[Figure contents as structured data]
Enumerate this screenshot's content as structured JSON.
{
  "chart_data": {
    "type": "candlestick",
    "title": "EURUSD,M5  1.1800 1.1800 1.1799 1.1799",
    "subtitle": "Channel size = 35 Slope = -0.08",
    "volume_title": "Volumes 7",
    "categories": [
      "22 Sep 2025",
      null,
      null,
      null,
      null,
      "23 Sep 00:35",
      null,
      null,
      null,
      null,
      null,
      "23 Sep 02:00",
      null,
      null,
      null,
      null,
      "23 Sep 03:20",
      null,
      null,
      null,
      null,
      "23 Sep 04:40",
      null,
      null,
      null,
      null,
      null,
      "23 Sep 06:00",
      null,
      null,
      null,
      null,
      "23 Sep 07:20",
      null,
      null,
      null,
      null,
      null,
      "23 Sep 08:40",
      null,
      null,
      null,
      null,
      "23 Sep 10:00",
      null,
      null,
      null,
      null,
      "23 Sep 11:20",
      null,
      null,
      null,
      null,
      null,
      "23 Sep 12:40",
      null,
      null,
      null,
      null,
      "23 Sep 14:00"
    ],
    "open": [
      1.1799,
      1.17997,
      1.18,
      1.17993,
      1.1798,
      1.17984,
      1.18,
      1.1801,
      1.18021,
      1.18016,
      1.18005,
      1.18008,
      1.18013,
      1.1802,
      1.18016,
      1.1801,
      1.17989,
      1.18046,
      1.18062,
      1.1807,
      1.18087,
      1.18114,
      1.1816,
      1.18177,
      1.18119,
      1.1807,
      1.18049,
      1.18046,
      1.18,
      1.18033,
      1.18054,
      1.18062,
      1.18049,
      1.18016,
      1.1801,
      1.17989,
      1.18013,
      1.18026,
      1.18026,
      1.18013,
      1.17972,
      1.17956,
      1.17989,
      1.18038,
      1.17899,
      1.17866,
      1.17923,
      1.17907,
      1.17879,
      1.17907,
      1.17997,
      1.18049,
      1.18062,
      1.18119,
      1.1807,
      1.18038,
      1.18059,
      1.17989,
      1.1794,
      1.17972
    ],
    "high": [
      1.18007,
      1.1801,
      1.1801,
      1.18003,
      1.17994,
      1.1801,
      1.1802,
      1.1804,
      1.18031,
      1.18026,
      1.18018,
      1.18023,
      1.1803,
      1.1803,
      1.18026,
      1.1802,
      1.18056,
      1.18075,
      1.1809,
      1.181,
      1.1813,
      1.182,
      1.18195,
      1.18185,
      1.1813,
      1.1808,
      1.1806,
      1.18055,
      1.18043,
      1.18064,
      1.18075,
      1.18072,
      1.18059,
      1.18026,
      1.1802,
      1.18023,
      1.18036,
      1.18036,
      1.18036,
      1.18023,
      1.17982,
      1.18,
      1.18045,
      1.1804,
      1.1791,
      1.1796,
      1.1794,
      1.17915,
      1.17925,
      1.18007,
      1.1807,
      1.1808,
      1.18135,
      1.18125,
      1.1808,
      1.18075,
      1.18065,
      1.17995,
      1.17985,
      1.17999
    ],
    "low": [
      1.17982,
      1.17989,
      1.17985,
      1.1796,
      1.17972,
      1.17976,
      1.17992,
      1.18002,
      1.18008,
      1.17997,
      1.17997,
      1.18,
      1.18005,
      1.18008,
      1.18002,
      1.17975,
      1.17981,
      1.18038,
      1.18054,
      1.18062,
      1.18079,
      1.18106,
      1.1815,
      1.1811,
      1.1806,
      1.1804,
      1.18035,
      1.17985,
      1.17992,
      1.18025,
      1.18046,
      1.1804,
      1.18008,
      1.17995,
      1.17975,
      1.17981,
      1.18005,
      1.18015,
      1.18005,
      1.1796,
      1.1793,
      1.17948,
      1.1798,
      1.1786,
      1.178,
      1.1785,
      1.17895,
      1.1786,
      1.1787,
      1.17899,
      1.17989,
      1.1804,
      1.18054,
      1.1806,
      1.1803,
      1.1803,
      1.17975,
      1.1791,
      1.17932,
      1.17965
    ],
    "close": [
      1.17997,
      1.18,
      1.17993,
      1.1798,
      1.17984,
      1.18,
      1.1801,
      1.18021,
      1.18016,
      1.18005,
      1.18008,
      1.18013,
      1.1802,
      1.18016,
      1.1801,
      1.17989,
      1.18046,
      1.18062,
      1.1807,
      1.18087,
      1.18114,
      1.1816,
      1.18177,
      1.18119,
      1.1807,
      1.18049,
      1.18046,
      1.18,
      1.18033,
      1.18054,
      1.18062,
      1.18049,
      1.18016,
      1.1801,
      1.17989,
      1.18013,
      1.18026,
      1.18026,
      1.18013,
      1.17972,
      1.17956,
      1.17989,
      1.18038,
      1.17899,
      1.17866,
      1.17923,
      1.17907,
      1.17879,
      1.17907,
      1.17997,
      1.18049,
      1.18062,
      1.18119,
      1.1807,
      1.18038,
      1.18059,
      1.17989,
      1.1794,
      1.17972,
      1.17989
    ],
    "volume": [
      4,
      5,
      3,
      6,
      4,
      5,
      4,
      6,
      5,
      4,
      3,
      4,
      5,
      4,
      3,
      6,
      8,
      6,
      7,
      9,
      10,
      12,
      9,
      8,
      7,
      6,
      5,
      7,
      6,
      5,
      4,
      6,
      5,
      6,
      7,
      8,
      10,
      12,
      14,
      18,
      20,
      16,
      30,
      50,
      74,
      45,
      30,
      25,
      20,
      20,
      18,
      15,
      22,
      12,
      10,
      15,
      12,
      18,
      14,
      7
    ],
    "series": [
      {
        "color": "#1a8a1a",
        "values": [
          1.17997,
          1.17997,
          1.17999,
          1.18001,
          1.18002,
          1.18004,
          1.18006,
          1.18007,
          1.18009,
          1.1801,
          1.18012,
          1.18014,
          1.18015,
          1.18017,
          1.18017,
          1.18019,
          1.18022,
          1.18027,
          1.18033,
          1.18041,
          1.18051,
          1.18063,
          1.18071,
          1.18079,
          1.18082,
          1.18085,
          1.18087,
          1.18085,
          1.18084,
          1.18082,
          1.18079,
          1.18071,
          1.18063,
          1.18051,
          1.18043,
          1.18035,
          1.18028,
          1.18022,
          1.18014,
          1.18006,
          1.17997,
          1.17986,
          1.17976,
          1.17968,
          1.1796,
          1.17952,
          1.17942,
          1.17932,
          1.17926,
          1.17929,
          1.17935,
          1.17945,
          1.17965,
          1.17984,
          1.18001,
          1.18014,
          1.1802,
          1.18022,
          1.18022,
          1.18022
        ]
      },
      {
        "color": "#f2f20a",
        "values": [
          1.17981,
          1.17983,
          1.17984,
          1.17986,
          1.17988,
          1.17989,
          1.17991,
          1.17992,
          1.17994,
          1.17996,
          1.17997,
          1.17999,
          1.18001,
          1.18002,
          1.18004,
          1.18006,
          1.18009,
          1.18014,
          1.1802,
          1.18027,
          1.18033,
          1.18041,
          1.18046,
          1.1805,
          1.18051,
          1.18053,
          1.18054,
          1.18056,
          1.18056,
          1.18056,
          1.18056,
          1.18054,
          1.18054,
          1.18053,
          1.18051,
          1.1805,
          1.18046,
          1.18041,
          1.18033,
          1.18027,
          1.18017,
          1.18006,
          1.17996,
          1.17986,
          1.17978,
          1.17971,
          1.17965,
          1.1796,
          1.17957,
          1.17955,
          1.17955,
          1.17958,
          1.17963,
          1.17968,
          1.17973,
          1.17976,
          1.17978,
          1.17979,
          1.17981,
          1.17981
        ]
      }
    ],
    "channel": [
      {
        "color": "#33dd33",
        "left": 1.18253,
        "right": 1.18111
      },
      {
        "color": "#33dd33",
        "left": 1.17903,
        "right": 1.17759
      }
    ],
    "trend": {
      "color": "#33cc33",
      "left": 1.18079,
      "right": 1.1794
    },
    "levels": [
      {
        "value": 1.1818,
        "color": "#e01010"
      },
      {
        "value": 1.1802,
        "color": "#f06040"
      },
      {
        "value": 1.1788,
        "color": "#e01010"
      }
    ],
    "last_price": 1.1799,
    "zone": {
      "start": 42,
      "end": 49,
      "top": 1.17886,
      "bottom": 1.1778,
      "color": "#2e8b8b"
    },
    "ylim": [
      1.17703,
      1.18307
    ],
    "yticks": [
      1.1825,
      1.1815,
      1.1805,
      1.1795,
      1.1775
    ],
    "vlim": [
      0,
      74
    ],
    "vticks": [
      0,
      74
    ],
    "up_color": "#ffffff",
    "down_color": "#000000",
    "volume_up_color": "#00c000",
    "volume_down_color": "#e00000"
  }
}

---

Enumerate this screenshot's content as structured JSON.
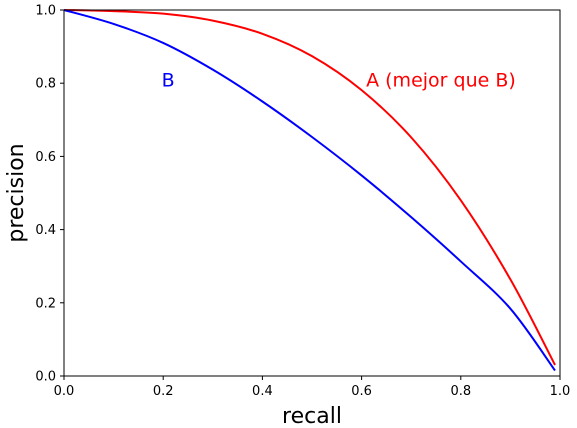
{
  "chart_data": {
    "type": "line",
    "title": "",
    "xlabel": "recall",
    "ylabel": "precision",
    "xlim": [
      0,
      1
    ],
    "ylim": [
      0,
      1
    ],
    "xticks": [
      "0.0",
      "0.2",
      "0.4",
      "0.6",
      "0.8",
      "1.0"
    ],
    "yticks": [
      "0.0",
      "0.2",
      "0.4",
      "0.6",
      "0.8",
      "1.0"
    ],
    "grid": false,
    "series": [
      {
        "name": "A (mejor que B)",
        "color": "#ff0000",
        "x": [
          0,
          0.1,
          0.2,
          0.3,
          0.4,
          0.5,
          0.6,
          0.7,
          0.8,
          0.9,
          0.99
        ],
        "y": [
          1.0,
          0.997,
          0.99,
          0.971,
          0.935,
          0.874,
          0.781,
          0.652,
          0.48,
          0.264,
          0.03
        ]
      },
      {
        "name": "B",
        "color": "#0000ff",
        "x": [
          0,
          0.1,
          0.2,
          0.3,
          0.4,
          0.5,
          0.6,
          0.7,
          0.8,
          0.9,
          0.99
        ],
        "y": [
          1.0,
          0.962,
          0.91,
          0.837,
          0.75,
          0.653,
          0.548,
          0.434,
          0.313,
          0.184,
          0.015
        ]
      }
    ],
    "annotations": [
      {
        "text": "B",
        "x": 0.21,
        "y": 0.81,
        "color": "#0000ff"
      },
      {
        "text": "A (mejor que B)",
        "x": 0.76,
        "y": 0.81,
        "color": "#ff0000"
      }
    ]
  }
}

## What you need to do
State how many lines in the records above contain the word "left", giving only the number.

## The answer
3